» The request
Return each line of the records holding the string "values".

= = =

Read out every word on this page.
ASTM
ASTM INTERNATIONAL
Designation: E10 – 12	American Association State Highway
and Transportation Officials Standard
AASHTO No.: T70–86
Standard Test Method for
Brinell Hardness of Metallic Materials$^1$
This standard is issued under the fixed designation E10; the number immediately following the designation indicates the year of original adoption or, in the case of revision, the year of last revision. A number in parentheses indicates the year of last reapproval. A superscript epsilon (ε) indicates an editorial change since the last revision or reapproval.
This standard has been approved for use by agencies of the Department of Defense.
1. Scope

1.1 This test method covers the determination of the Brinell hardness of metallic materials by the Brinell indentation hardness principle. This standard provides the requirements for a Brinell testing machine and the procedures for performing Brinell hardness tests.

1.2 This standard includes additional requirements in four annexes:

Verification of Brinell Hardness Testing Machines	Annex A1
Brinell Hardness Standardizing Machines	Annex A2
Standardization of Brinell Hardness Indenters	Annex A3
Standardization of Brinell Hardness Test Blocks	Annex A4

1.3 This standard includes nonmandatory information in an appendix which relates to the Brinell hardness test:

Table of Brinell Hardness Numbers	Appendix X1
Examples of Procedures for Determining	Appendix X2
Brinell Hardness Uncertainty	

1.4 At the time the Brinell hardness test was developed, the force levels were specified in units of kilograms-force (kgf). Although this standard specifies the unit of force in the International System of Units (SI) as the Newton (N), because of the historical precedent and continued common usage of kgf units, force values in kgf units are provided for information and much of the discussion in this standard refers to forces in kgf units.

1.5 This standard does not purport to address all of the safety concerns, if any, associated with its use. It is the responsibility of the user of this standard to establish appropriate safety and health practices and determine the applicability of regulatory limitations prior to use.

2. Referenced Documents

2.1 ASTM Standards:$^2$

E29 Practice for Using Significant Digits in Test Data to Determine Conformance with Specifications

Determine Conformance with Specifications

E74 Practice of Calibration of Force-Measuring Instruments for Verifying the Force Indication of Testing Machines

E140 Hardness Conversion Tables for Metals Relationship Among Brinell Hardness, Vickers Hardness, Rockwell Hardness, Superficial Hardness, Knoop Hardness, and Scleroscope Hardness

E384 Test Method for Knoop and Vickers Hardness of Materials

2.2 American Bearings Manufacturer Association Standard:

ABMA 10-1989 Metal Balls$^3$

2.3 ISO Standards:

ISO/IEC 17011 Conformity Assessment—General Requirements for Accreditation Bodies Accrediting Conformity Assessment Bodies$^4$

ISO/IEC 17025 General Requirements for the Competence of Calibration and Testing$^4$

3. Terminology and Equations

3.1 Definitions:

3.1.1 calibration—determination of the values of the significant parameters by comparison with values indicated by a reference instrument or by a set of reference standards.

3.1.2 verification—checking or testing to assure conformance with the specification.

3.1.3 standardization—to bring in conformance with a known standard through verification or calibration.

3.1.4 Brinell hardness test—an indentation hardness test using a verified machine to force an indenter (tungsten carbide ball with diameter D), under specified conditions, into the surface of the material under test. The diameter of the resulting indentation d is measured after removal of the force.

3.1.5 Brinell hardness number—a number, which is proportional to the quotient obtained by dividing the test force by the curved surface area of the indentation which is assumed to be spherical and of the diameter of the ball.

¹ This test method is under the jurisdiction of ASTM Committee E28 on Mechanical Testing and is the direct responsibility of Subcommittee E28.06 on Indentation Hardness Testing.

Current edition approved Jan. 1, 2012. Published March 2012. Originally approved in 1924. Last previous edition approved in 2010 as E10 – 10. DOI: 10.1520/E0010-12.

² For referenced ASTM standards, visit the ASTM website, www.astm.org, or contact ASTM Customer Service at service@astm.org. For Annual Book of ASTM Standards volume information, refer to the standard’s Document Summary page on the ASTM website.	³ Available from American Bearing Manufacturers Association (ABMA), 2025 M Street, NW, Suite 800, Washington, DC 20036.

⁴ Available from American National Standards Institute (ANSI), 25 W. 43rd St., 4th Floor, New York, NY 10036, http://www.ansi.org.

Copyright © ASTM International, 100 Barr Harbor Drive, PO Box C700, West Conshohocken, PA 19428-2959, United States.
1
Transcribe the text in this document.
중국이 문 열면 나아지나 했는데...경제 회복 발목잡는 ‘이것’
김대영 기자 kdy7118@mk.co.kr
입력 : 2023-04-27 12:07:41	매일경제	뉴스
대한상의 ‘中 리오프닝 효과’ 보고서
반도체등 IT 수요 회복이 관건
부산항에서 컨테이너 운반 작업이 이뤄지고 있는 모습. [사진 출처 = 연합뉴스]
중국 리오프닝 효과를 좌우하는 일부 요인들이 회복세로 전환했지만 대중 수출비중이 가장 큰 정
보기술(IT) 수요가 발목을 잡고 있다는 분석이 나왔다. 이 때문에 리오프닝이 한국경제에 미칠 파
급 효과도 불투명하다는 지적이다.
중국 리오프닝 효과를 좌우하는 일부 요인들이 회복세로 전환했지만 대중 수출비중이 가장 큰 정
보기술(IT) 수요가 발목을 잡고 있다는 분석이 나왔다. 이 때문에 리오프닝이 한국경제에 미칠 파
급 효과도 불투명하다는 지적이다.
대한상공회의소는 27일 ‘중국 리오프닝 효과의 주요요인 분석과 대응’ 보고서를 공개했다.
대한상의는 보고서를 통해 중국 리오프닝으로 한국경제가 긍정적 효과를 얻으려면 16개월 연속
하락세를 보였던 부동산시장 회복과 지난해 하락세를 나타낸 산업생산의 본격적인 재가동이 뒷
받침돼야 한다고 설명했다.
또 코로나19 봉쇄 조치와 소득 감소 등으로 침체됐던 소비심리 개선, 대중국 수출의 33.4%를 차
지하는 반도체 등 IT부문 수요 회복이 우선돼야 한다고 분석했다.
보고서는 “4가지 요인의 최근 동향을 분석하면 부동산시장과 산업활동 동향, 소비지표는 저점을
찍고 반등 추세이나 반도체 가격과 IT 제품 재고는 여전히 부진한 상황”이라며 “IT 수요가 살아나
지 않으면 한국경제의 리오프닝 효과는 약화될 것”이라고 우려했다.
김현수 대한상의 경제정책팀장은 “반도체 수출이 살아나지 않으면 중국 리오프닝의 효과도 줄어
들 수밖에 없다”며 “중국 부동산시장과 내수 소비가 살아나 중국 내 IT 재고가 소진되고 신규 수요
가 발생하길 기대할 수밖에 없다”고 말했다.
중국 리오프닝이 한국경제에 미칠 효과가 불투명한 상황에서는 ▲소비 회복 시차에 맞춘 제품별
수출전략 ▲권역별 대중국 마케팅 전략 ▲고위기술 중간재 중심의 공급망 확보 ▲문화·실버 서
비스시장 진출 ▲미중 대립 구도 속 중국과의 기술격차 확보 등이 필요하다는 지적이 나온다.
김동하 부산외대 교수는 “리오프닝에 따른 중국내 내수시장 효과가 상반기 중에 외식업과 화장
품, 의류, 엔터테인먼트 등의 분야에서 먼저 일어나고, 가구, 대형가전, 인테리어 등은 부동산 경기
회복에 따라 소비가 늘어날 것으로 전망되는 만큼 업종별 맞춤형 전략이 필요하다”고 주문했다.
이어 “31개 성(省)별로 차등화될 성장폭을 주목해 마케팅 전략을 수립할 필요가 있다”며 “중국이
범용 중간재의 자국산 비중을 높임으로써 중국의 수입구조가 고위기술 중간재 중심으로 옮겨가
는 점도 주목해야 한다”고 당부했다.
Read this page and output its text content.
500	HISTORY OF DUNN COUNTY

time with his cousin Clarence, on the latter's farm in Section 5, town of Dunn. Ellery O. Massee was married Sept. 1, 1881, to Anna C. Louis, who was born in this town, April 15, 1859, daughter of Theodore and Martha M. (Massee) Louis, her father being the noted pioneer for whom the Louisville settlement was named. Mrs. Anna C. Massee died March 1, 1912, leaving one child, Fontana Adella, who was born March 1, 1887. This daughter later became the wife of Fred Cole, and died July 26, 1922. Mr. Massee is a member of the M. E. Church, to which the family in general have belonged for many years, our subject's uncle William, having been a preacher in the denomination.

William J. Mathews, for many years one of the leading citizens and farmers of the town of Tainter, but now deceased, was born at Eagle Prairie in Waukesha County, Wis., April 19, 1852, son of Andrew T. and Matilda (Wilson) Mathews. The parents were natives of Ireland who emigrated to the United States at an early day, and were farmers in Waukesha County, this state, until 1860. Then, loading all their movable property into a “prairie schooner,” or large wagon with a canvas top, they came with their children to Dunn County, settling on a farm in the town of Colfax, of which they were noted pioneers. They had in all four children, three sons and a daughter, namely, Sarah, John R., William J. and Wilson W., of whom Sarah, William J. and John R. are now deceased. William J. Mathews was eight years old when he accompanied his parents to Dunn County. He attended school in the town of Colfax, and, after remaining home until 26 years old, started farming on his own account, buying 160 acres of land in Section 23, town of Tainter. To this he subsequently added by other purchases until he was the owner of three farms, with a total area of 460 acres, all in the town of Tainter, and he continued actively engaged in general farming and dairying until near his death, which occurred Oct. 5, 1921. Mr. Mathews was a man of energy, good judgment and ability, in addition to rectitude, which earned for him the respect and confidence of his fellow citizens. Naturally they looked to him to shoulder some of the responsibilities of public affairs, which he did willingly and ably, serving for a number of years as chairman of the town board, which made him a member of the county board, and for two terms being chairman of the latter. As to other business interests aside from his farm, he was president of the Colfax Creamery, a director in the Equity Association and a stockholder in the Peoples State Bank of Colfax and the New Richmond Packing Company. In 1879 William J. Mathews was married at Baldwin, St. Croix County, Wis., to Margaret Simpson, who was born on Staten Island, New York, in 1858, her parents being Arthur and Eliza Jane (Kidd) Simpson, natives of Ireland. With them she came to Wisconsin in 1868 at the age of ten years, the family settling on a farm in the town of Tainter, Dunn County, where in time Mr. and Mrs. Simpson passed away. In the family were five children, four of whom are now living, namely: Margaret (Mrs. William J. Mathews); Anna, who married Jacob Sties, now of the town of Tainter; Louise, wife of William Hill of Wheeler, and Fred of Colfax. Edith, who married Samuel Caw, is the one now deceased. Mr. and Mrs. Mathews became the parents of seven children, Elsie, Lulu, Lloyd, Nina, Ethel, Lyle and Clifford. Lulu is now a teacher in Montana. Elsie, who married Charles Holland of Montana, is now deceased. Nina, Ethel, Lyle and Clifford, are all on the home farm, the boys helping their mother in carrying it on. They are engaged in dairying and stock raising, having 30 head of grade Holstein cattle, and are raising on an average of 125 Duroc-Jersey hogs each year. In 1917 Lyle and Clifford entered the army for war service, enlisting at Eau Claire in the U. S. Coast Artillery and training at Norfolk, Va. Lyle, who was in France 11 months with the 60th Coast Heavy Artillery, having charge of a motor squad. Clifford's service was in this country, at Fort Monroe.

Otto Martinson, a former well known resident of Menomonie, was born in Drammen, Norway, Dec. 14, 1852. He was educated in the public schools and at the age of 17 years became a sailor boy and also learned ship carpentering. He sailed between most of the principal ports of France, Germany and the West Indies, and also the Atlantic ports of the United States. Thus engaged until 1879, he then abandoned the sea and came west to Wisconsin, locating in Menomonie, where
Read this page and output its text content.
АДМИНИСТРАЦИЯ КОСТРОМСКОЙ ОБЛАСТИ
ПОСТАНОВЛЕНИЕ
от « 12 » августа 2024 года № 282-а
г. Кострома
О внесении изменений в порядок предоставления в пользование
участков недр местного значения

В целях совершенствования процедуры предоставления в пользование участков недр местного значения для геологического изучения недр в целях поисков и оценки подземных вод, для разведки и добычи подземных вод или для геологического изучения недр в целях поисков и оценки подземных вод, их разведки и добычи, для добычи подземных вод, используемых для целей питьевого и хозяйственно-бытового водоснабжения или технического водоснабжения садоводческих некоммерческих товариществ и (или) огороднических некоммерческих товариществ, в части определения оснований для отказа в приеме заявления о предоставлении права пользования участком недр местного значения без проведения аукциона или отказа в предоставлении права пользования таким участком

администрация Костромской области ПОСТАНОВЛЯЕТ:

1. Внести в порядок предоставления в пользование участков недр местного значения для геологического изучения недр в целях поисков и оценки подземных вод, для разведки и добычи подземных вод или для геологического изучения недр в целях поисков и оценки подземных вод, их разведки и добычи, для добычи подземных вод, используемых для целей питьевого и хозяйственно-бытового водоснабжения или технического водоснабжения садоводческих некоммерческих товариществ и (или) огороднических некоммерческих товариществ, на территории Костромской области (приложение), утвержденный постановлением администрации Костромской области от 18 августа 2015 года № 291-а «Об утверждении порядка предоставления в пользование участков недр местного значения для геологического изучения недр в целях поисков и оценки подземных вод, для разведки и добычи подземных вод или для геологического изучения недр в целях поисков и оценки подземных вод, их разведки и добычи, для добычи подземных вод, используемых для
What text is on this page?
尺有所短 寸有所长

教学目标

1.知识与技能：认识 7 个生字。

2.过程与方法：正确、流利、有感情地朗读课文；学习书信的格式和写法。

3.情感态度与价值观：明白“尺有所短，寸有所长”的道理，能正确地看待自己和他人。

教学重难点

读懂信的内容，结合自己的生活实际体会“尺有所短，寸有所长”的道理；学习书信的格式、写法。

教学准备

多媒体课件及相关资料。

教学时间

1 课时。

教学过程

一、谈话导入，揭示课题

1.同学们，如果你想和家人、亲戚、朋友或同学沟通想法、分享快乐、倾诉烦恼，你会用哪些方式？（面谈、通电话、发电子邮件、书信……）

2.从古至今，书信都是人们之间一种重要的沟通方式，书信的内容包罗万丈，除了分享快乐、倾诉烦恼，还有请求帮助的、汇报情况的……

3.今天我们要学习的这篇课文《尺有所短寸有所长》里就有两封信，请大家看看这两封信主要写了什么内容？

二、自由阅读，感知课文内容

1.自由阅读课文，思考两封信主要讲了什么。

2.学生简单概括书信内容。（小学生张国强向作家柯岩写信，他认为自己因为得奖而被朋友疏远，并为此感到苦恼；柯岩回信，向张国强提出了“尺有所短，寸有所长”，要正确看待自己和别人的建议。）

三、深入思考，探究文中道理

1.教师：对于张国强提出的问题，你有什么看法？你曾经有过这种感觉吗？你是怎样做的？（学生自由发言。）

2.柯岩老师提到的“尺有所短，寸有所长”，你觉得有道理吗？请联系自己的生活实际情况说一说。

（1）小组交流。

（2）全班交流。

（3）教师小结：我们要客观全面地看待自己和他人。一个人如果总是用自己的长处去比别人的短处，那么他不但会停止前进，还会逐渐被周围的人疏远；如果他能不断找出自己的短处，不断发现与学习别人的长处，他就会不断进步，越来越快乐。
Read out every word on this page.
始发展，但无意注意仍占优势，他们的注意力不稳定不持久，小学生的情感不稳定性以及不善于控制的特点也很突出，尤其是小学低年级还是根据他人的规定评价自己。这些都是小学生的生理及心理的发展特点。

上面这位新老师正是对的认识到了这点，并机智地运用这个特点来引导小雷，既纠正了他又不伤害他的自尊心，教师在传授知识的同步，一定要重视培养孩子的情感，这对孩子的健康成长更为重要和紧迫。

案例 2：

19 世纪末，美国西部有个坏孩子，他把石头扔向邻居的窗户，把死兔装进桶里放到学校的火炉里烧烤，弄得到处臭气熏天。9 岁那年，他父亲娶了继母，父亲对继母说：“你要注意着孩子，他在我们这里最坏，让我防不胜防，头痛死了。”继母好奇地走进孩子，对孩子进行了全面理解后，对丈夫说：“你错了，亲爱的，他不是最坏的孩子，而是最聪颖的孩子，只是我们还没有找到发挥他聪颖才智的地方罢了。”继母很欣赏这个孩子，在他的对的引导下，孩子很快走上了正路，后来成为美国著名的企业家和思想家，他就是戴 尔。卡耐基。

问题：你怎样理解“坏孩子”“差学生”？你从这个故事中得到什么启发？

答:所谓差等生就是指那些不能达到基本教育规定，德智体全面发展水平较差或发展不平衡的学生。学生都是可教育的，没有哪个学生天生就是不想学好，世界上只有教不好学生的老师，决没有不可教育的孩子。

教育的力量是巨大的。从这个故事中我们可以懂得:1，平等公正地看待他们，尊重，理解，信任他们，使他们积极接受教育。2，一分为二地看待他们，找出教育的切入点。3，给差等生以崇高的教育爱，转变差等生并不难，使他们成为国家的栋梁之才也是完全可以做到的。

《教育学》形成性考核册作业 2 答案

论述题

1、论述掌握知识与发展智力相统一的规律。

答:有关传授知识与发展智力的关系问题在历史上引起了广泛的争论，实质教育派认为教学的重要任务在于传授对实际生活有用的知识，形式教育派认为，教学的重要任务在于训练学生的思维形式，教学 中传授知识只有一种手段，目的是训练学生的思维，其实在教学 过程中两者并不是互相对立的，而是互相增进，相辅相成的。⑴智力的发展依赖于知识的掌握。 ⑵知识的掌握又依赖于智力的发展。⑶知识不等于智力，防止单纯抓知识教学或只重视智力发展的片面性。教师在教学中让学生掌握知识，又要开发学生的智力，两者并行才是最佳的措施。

= = =

» Exercise answer
1.4 At the time the Brinell hardness test was developed, the force levels were specified in units of kilograms-force (kgf). Although this standard specifies the unit of force in the International System of Units (SI) as the Newton (N), because of the historical precedent and continued common usage of kgf units, force values in kgf units are provided for information and much of the discussion in this standard refers to forces in kgf units.
3.1.1 calibration—determination of the values of the significant parameters by comparison with values indicated by a reference instrument or by a set of reference standards.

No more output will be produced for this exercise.